- [DATASET RECORDS]:
::::::::::

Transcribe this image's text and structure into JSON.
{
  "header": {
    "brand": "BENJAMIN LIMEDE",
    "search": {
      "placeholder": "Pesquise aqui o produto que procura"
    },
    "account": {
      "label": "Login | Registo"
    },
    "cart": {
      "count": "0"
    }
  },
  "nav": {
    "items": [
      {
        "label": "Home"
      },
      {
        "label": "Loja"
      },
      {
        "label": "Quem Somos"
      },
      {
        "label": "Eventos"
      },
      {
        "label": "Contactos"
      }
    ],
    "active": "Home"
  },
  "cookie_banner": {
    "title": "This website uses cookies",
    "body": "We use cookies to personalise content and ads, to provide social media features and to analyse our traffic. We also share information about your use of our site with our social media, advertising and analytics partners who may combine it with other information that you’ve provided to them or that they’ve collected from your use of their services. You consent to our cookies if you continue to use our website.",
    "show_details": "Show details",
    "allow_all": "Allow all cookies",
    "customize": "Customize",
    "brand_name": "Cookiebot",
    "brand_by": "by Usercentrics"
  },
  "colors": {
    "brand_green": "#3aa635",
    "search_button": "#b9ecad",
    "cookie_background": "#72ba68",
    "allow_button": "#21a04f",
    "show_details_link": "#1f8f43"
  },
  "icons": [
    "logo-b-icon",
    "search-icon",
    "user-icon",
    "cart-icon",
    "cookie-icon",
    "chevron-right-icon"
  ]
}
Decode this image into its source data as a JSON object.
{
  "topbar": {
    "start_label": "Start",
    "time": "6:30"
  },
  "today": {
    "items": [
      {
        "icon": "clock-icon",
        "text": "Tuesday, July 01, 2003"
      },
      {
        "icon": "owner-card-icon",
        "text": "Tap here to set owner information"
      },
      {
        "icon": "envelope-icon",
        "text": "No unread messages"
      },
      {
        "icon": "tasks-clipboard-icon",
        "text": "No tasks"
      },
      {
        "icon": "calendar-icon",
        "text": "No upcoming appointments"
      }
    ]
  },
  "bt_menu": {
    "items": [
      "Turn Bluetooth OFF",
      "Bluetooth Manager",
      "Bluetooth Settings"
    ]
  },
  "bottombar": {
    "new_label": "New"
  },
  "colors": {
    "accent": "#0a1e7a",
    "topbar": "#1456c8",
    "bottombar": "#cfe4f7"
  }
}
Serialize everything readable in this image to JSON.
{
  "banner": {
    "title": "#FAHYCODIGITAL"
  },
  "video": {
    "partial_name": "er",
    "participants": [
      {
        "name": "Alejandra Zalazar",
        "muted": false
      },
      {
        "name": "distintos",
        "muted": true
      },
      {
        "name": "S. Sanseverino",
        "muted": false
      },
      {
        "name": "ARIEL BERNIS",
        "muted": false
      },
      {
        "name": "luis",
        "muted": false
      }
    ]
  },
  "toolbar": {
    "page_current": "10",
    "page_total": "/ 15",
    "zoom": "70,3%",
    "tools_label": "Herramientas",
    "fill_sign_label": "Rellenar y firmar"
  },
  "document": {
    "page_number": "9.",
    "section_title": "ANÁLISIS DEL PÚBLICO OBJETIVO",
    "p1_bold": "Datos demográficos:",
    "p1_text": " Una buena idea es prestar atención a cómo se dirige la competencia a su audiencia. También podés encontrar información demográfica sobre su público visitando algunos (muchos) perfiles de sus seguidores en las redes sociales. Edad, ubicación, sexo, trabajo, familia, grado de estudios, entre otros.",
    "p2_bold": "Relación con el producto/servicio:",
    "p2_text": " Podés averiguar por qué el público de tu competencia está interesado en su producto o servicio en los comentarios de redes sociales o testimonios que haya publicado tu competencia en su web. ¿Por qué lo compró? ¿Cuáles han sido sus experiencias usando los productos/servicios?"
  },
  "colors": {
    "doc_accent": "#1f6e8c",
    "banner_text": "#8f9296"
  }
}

::::::::::

- [DIRECTIONS]: Would you reproduce the material above in full, exactly as given?

- [TASK RESULT]:
Transcribe this image's text and structure into JSON.
{
  "header": {
    "brand": "BENJAMIN LIMEDE",
    "search": {
      "placeholder": "Pesquise aqui o produto que procura"
    },
    "account": {
      "label": "Login | Registo"
    },
    "cart": {
      "count": "0"
    }
  },
  "nav": {
    "items": [
      {
        "label": "Home"
      },
      {
        "label": "Loja"
      },
      {
        "label": "Quem Somos"
      },
      {
        "label": "Eventos"
      },
      {
        "label": "Contactos"
      }
    ],
    "active": "Home"
  },
  "cookie_banner": {
    "title": "This website uses cookies",
    "body": "We use cookies to personalise content and ads, to provide social media features and to analyse our traffic. We also share information about your use of our site with our social media, advertising and analytics partners who may combine it with other information that you’ve provided to them or that they’ve collected from your use of their services. You consent to our cookies if you continue to use our website.",
    "show_details": "Show details",
    "allow_all": "Allow all cookies",
    "customize": "Customize",
    "brand_name": "Cookiebot",
    "brand_by": "by Usercentrics"
  },
  "colors": {
    "brand_green": "#3aa635",
    "search_button": "#b9ecad",
    "cookie_background": "#72ba68",
    "allow_button": "#21a04f",
    "show_details_link": "#1f8f43"
  },
  "icons": [
    "logo-b-icon",
    "search-icon",
    "user-icon",
    "cart-icon",
    "cookie-icon",
    "chevron-right-icon"
  ]
}
Decode this image into its source data as a JSON object.
{
  "topbar": {
    "start_label": "Start",
    "time": "6:30"
  },
  "today": {
    "items": [
      {
        "icon": "clock-icon",
        "text": "Tuesday, July 01, 2003"
      },
      {
        "icon": "owner-card-icon",
        "text": "Tap here to set owner information"
      },
      {
        "icon": "envelope-icon",
        "text": "No unread messages"
      },
      {
        "icon": "tasks-clipboard-icon",
        "text": "No tasks"
      },
      {
        "icon": "calendar-icon",
        "text": "No upcoming appointments"
      }
    ]
  },
  "bt_menu": {
    "items": [
      "Turn Bluetooth OFF",
      "Bluetooth Manager",
      "Bluetooth Settings"
    ]
  },
  "bottombar": {
    "new_label": "New"
  },
  "colors": {
    "accent": "#0a1e7a",
    "topbar": "#1456c8",
    "bottombar": "#cfe4f7"
  }
}
Serialize everything readable in this image to JSON.
{
  "banner": {
    "title": "#FAHYCODIGITAL"
  },
  "video": {
    "partial_name": "er",
    "participants": [
      {
        "name": "Alejandra Zalazar",
        "muted": false
      },
      {
        "name": "distintos",
        "muted": true
      },
      {
        "name": "S. Sanseverino",
        "muted": false
      },
      {
        "name": "ARIEL BERNIS",
        "muted": false
      },
      {
        "name": "luis",
        "muted": false
      }
    ]
  },
  "toolbar": {
    "page_current": "10",
    "page_total": "/ 15",
    "zoom": "70,3%",
    "tools_label": "Herramientas",
    "fill_sign_label": "Rellenar y firmar"
  },
  "document": {
    "page_number": "9.",
    "section_title": "ANÁLISIS DEL PÚBLICO OBJETIVO",
    "p1_bold": "Datos demográficos:",
    "p1_text": " Una buena idea es prestar atención a cómo se dirige la competencia a su audiencia. También podés encontrar información demográfica sobre su público visitando algunos (muchos) perfiles de sus seguidores en las redes sociales. Edad, ubicación, sexo, trabajo, familia, grado de estudios, entre otros.",
    "p2_bold": "Relación con el producto/servicio:",
    "p2_text": " Podés averiguar por qué el público de tu competencia está interesado en su producto o servicio en los comentarios de redes sociales o testimonios que haya publicado tu competencia en su web. ¿Por qué lo compró? ¿Cuáles han sido sus experiencias usando los productos/servicios?"
  },
  "colors": {
    "doc_accent": "#1f6e8c",
    "banner_text": "#8f9296"
  }
}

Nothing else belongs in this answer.